__PROBLEM REQUIREMENTS__: Without including any pictures, write out all the entries exactly.

__GIVEN ENTRIES__:
◇ ◇ ◇ ◇ ◇
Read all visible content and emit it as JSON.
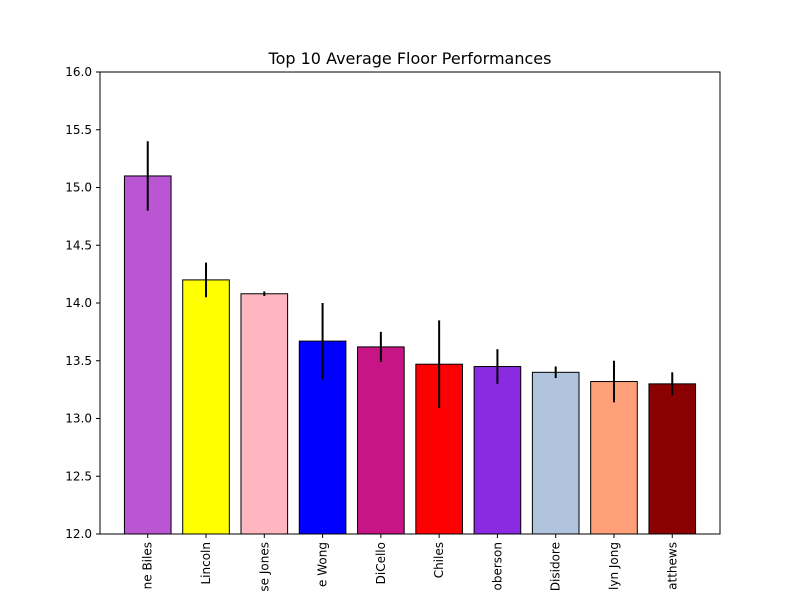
{
  "chart_data": {
    "type": "bar",
    "title": "Top 10 Average Floor Performances",
    "xlabel": "",
    "ylabel": "",
    "ylim": [
      12.0,
      16.0
    ],
    "yticks": [
      "12.0",
      "12.5",
      "13.0",
      "13.5",
      "14.0",
      "14.5",
      "15.0",
      "15.5",
      "16.0"
    ],
    "grid": false,
    "categories": [
      "ne Biles",
      "Lincoln",
      "se Jones",
      "e Wong",
      "DiCello",
      "Chiles",
      "oberson",
      "Disidore",
      "lyn Jong",
      "atthews"
    ],
    "values": [
      15.1,
      14.2,
      14.08,
      13.67,
      13.62,
      13.47,
      13.45,
      13.4,
      13.32,
      13.3
    ],
    "errors": [
      0.3,
      0.15,
      0.02,
      0.33,
      0.13,
      0.38,
      0.15,
      0.05,
      0.18,
      0.1
    ],
    "colors": [
      "#ba55d3",
      "#ffff00",
      "#ffb6c1",
      "#0000ff",
      "#c71585",
      "#ff0000",
      "#8a2be2",
      "#b0c4de",
      "#ffa07a",
      "#8b0000"
    ]
  }
}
◇ ◇ ◇ ◇ ◇
__SOLUTION TO THE EXERCISE__:
Read all visible content and emit it as JSON.
{
  "chart_data": {
    "type": "bar",
    "title": "Top 10 Average Floor Performances",
    "xlabel": "",
    "ylabel": "",
    "ylim": [
      12.0,
      16.0
    ],
    "yticks": [
      "12.0",
      "12.5",
      "13.0",
      "13.5",
      "14.0",
      "14.5",
      "15.0",
      "15.5",
      "16.0"
    ],
    "grid": false,
    "categories": [
      "ne Biles",
      "Lincoln",
      "se Jones",
      "e Wong",
      "DiCello",
      "Chiles",
      "oberson",
      "Disidore",
      "lyn Jong",
      "atthews"
    ],
    "values": [
      15.1,
      14.2,
      14.08,
      13.67,
      13.62,
      13.47,
      13.45,
      13.4,
      13.32,
      13.3
    ],
    "errors": [
      0.3,
      0.15,
      0.02,
      0.33,
      0.13,
      0.38,
      0.15,
      0.05,
      0.18,
      0.1
    ],
    "colors": [
      "#ba55d3",
      "#ffff00",
      "#ffb6c1",
      "#0000ff",
      "#c71585",
      "#ff0000",
      "#8a2be2",
      "#b0c4de",
      "#ffa07a",
      "#8b0000"
    ]
  }
}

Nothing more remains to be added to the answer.